◆ Exercise materials ◆

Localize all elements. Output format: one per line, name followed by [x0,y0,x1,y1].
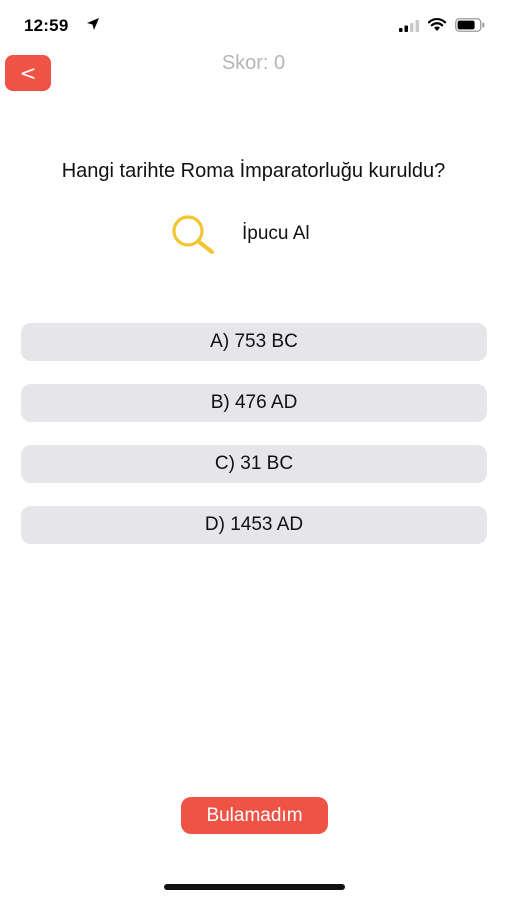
option-b-button[interactable]: B) 476 AD [21,384,487,422]
hint-label: İpucu Al [242,223,310,244]
score-label: Skor: 0 [221,52,286,74]
hint-button[interactable]: İpucu Al [168,212,348,256]
home-indicator[interactable] [164,884,345,890]
battery-icon [455,18,485,32]
option-c-button[interactable]: C) 31 BC [21,445,487,483]
option-d-button[interactable]: D) 1453 AD [21,506,487,544]
magnifier-icon [172,215,214,254]
signal-icon [399,20,419,32]
answer-options: A) 753 BC B) 476 AD C) 31 BC D) 1453 AD [21,323,487,567]
option-a-button[interactable]: A) 753 BC [21,323,487,361]
status-bar: 12:59 [0,0,507,50]
status-time: 12:59 [24,16,69,35]
question-text: Hangi tarihte Roma İmparatorluğu kuruldu… [61,160,446,182]
wifi-icon [427,18,447,31]
give-up-button[interactable]: Bulamadım [181,797,328,834]
location-arrow-icon [87,18,99,30]
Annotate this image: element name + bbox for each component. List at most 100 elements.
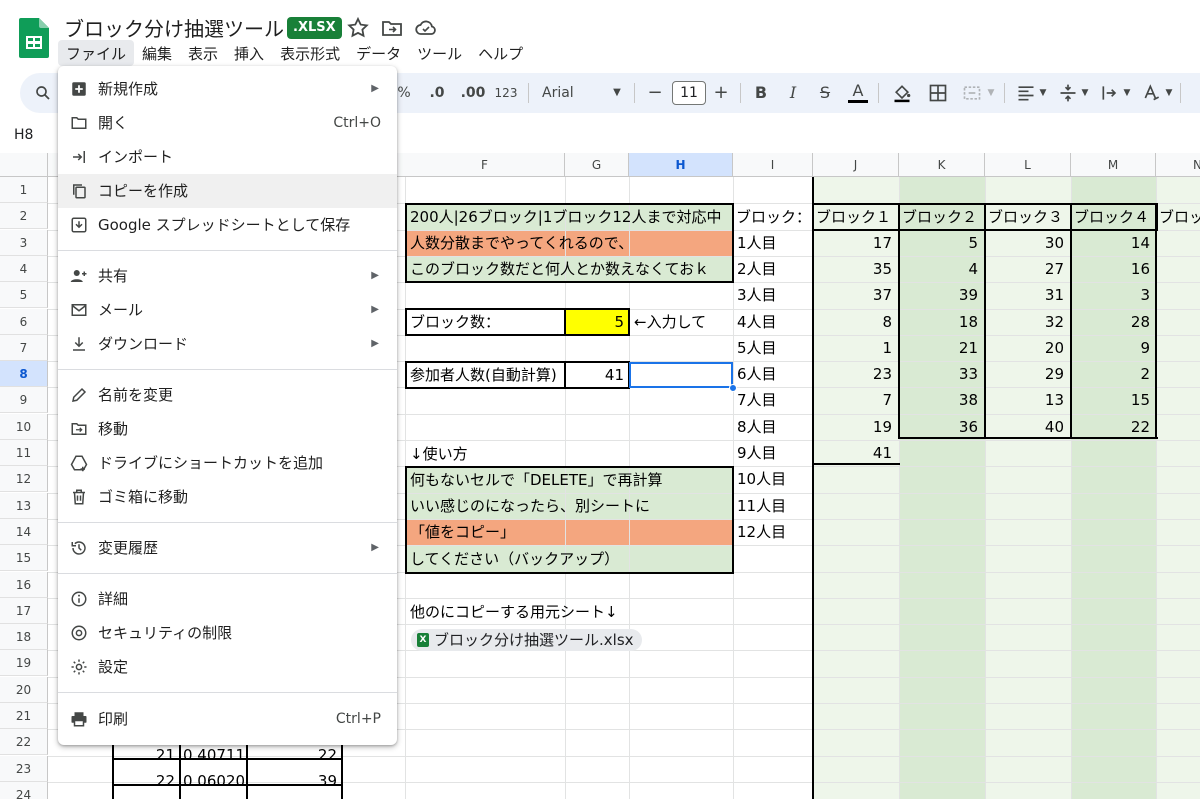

◆ What is required ◆
Copy the whole listing above line for line, with no changes, and leave the pictures out.

◆ Solution to this task ◆
Localize all elements. Output format: one per line, name followed by [x0,y0,x1,y1].
option-b-button[interactable]: B) 476 AD [21,384,487,422]
hint-label: İpucu Al [242,223,310,244]
score-label: Skor: 0 [221,52,286,74]
hint-button[interactable]: İpucu Al [168,212,348,256]
home-indicator[interactable] [164,884,345,890]
battery-icon [455,18,485,32]
option-c-button[interactable]: C) 31 BC [21,445,487,483]
option-d-button[interactable]: D) 1453 AD [21,506,487,544]
magnifier-icon [172,215,214,254]
signal-icon [399,20,419,32]
answer-options: A) 753 BC B) 476 AD C) 31 BC D) 1453 AD [21,323,487,567]
option-a-button[interactable]: A) 753 BC [21,323,487,361]
status-bar: 12:59 [0,0,507,50]
status-time: 12:59 [24,16,69,35]
question-text: Hangi tarihte Roma İmparatorluğu kuruldu… [61,160,446,182]
wifi-icon [427,18,447,31]
give-up-button[interactable]: Bulamadım [181,797,328,834]
location-arrow-icon [87,18,99,30]
Annotate this image: element name + bbox for each component. List at most 100 elements.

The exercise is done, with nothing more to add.